===== Material supplied =====

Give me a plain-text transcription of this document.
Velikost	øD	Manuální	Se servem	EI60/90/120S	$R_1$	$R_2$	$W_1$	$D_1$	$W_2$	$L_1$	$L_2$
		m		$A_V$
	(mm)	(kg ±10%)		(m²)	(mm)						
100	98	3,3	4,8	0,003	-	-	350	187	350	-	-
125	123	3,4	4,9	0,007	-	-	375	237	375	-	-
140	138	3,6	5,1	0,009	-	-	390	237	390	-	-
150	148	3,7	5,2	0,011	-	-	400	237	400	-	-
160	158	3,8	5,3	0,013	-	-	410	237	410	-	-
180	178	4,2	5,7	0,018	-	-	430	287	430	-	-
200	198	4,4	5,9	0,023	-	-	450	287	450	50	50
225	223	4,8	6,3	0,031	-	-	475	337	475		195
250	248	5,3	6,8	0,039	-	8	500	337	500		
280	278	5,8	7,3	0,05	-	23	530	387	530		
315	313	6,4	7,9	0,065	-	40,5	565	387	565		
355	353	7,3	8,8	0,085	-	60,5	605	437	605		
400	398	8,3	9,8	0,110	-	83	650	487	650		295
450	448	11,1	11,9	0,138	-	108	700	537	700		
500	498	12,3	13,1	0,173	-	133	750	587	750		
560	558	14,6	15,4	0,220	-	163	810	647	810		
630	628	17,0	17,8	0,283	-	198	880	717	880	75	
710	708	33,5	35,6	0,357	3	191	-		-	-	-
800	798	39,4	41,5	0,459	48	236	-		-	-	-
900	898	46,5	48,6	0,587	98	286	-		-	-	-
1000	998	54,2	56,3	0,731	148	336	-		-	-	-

=====

*Problem statement*.
Copy out the whole listing exactly; please set it all down.

*Solution for this problem*.
Give me a plain-text transcription of this document.
Velikost	øD	Manuální	Se servem	EI60/90/120S	$R_1$	$R_2$	$W_1$	$D_1$	$W_2$	$L_1$	$L_2$
		m		$A_V$
	(mm)	(kg ±10%)		(m²)	(mm)						
100	98	3,3	4,8	0,003	-	-	350	187	350	-	-
125	123	3,4	4,9	0,007	-	-	375	237	375	-	-
140	138	3,6	5,1	0,009	-	-	390	237	390	-	-
150	148	3,7	5,2	0,011	-	-	400	237	400	-	-
160	158	3,8	5,3	0,013	-	-	410	237	410	-	-
180	178	4,2	5,7	0,018	-	-	430	287	430	-	-
200	198	4,4	5,9	0,023	-	-	450	287	450	50	50
225	223	4,8	6,3	0,031	-	-	475	337	475		195
250	248	5,3	6,8	0,039	-	8	500	337	500		
280	278	5,8	7,3	0,05	-	23	530	387	530		
315	313	6,4	7,9	0,065	-	40,5	565	387	565		
355	353	7,3	8,8	0,085	-	60,5	605	437	605		
400	398	8,3	9,8	0,110	-	83	650	487	650		295
450	448	11,1	11,9	0,138	-	108	700	537	700		
500	498	12,3	13,1	0,173	-	133	750	587	750		
560	558	14,6	15,4	0,220	-	163	810	647	810		
630	628	17,0	17,8	0,283	-	198	880	717	880	75	
710	708	33,5	35,6	0,357	3	191	-		-	-	-
800	798	39,4	41,5	0,459	48	236	-		-	-	-
900	898	46,5	48,6	0,587	98	286	-		-	-	-
1000	998	54,2	56,3	0,731	148	336	-		-	-	-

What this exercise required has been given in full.